Source data »
▬▬▬▬▬▬▬▬▬▬
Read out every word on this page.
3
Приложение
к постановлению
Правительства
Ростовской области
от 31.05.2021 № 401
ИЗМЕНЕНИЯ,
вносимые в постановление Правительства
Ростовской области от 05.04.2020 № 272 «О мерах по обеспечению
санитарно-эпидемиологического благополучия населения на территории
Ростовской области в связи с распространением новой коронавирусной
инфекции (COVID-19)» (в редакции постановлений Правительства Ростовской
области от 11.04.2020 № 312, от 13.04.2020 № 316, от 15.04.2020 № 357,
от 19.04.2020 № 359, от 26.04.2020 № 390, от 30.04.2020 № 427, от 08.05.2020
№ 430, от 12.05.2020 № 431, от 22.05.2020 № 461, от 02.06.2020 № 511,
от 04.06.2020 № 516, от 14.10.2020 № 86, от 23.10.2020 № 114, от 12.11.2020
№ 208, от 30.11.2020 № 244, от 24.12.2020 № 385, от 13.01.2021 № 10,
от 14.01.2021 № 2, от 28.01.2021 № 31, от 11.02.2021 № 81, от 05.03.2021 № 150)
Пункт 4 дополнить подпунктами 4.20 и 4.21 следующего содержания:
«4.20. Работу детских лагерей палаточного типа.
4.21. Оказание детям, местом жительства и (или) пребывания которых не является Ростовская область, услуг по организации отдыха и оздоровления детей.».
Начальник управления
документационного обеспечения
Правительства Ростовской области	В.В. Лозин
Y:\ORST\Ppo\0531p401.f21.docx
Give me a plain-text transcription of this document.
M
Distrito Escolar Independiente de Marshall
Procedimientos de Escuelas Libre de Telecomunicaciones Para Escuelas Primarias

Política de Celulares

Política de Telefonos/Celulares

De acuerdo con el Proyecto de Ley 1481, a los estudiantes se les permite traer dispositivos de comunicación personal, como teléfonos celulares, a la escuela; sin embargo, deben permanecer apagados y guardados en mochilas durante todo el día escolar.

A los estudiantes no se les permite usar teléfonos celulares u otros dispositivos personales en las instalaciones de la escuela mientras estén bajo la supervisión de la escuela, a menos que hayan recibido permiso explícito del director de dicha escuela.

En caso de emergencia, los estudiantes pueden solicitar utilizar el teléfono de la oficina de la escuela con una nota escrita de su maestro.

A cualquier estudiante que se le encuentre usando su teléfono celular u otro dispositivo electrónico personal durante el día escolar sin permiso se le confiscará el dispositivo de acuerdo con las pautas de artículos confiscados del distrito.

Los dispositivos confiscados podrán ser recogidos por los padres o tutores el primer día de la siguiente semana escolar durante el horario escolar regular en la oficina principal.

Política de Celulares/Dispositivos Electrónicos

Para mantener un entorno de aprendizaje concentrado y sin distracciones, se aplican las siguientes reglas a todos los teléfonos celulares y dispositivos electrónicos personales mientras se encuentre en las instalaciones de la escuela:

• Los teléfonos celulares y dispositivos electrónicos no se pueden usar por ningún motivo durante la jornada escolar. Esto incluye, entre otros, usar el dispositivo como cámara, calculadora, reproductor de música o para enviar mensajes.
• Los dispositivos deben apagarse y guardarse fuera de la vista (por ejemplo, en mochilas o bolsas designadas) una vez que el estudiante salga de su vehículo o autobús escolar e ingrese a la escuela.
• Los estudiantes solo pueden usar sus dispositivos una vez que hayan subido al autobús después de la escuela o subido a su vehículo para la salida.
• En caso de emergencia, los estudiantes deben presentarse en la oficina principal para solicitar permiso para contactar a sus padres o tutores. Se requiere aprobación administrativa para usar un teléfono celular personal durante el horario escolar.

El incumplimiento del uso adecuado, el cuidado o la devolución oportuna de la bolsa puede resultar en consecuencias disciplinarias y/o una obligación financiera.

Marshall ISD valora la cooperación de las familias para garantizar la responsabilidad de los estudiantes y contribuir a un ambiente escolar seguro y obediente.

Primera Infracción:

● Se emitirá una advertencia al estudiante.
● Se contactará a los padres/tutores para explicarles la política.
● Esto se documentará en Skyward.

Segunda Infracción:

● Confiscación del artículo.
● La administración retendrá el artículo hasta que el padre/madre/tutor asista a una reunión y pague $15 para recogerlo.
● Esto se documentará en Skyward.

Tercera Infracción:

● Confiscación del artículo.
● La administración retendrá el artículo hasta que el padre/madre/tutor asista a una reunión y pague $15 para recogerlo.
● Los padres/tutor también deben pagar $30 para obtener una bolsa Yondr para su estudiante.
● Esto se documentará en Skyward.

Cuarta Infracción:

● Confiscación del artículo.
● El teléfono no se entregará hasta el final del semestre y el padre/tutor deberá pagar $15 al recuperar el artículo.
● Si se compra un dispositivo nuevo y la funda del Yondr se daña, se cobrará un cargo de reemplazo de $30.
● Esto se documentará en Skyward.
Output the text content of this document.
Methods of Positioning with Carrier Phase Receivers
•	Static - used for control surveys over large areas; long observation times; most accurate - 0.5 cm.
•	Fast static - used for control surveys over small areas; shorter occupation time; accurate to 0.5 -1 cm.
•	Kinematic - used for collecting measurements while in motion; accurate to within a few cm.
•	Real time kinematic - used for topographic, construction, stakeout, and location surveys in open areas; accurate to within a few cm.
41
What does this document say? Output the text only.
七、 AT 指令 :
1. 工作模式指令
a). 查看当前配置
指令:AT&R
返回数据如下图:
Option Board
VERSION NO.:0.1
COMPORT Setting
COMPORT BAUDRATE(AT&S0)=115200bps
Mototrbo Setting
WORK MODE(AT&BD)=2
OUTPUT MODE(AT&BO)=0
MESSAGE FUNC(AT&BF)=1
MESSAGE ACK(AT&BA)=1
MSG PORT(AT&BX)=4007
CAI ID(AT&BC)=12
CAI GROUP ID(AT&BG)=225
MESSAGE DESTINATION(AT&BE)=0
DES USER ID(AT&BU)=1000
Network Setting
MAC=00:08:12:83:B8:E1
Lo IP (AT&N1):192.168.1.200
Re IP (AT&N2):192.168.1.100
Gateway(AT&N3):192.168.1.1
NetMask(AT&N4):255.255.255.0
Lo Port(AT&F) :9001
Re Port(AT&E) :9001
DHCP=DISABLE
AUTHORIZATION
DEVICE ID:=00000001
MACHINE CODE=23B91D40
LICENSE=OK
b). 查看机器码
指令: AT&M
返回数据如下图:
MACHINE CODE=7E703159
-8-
▬▬▬▬▬▬▬▬▬▬
Write out every entry again, keeping each line exactly the same.

Answer below »
Read out every word on this page.
3
Приложение
к постановлению
Правительства
Ростовской области
от 31.05.2021 № 401
ИЗМЕНЕНИЯ,
вносимые в постановление Правительства
Ростовской области от 05.04.2020 № 272 «О мерах по обеспечению
санитарно-эпидемиологического благополучия населения на территории
Ростовской области в связи с распространением новой коронавирусной
инфекции (COVID-19)» (в редакции постановлений Правительства Ростовской
области от 11.04.2020 № 312, от 13.04.2020 № 316, от 15.04.2020 № 357,
от 19.04.2020 № 359, от 26.04.2020 № 390, от 30.04.2020 № 427, от 08.05.2020
№ 430, от 12.05.2020 № 431, от 22.05.2020 № 461, от 02.06.2020 № 511,
от 04.06.2020 № 516, от 14.10.2020 № 86, от 23.10.2020 № 114, от 12.11.2020
№ 208, от 30.11.2020 № 244, от 24.12.2020 № 385, от 13.01.2021 № 10,
от 14.01.2021 № 2, от 28.01.2021 № 31, от 11.02.2021 № 81, от 05.03.2021 № 150)
Пункт 4 дополнить подпунктами 4.20 и 4.21 следующего содержания:
«4.20. Работу детских лагерей палаточного типа.
4.21. Оказание детям, местом жительства и (или) пребывания которых не является Ростовская область, услуг по организации отдыха и оздоровления детей.».
Начальник управления
документационного обеспечения
Правительства Ростовской области	В.В. Лозин
Y:\ORST\Ppo\0531p401.f21.docx
Give me a plain-text transcription of this document.
M
Distrito Escolar Independiente de Marshall
Procedimientos de Escuelas Libre de Telecomunicaciones Para Escuelas Primarias

Política de Celulares

Política de Telefonos/Celulares

De acuerdo con el Proyecto de Ley 1481, a los estudiantes se les permite traer dispositivos de comunicación personal, como teléfonos celulares, a la escuela; sin embargo, deben permanecer apagados y guardados en mochilas durante todo el día escolar.

A los estudiantes no se les permite usar teléfonos celulares u otros dispositivos personales en las instalaciones de la escuela mientras estén bajo la supervisión de la escuela, a menos que hayan recibido permiso explícito del director de dicha escuela.

En caso de emergencia, los estudiantes pueden solicitar utilizar el teléfono de la oficina de la escuela con una nota escrita de su maestro.

A cualquier estudiante que se le encuentre usando su teléfono celular u otro dispositivo electrónico personal durante el día escolar sin permiso se le confiscará el dispositivo de acuerdo con las pautas de artículos confiscados del distrito.

Los dispositivos confiscados podrán ser recogidos por los padres o tutores el primer día de la siguiente semana escolar durante el horario escolar regular en la oficina principal.

Política de Celulares/Dispositivos Electrónicos

Para mantener un entorno de aprendizaje concentrado y sin distracciones, se aplican las siguientes reglas a todos los teléfonos celulares y dispositivos electrónicos personales mientras se encuentre en las instalaciones de la escuela:

• Los teléfonos celulares y dispositivos electrónicos no se pueden usar por ningún motivo durante la jornada escolar. Esto incluye, entre otros, usar el dispositivo como cámara, calculadora, reproductor de música o para enviar mensajes.
• Los dispositivos deben apagarse y guardarse fuera de la vista (por ejemplo, en mochilas o bolsas designadas) una vez que el estudiante salga de su vehículo o autobús escolar e ingrese a la escuela.
• Los estudiantes solo pueden usar sus dispositivos una vez que hayan subido al autobús después de la escuela o subido a su vehículo para la salida.
• En caso de emergencia, los estudiantes deben presentarse en la oficina principal para solicitar permiso para contactar a sus padres o tutores. Se requiere aprobación administrativa para usar un teléfono celular personal durante el horario escolar.

El incumplimiento del uso adecuado, el cuidado o la devolución oportuna de la bolsa puede resultar en consecuencias disciplinarias y/o una obligación financiera.

Marshall ISD valora la cooperación de las familias para garantizar la responsabilidad de los estudiantes y contribuir a un ambiente escolar seguro y obediente.

Primera Infracción:

● Se emitirá una advertencia al estudiante.
● Se contactará a los padres/tutores para explicarles la política.
● Esto se documentará en Skyward.

Segunda Infracción:

● Confiscación del artículo.
● La administración retendrá el artículo hasta que el padre/madre/tutor asista a una reunión y pague $15 para recogerlo.
● Esto se documentará en Skyward.

Tercera Infracción:

● Confiscación del artículo.
● La administración retendrá el artículo hasta que el padre/madre/tutor asista a una reunión y pague $15 para recogerlo.
● Los padres/tutor también deben pagar $30 para obtener una bolsa Yondr para su estudiante.
● Esto se documentará en Skyward.

Cuarta Infracción:

● Confiscación del artículo.
● El teléfono no se entregará hasta el final del semestre y el padre/tutor deberá pagar $15 al recuperar el artículo.
● Si se compra un dispositivo nuevo y la funda del Yondr se daña, se cobrará un cargo de reemplazo de $30.
● Esto se documentará en Skyward.
Output the text content of this document.
Methods of Positioning with Carrier Phase Receivers
•	Static - used for control surveys over large areas; long observation times; most accurate - 0.5 cm.
•	Fast static - used for control surveys over small areas; shorter occupation time; accurate to 0.5 -1 cm.
•	Kinematic - used for collecting measurements while in motion; accurate to within a few cm.
•	Real time kinematic - used for topographic, construction, stakeout, and location surveys in open areas; accurate to within a few cm.
41
What does this document say? Output the text only.
七、 AT 指令 :
1. 工作模式指令
a). 查看当前配置
指令:AT&R
返回数据如下图:
Option Board
VERSION NO.:0.1
COMPORT Setting
COMPORT BAUDRATE(AT&S0)=115200bps
Mototrbo Setting
WORK MODE(AT&BD)=2
OUTPUT MODE(AT&BO)=0
MESSAGE FUNC(AT&BF)=1
MESSAGE ACK(AT&BA)=1
MSG PORT(AT&BX)=4007
CAI ID(AT&BC)=12
CAI GROUP ID(AT&BG)=225
MESSAGE DESTINATION(AT&BE)=0
DES USER ID(AT&BU)=1000
Network Setting
MAC=00:08:12:83:B8:E1
Lo IP (AT&N1):192.168.1.200
Re IP (AT&N2):192.168.1.100
Gateway(AT&N3):192.168.1.1
NetMask(AT&N4):255.255.255.0
Lo Port(AT&F) :9001
Re Port(AT&E) :9001
DHCP=DISABLE
AUTHORIZATION
DEVICE ID:=00000001
MACHINE CODE=23B91D40
LICENSE=OK
b). 查看机器码
指令: AT&M
返回数据如下图:
MACHINE CODE=7E703159
-8-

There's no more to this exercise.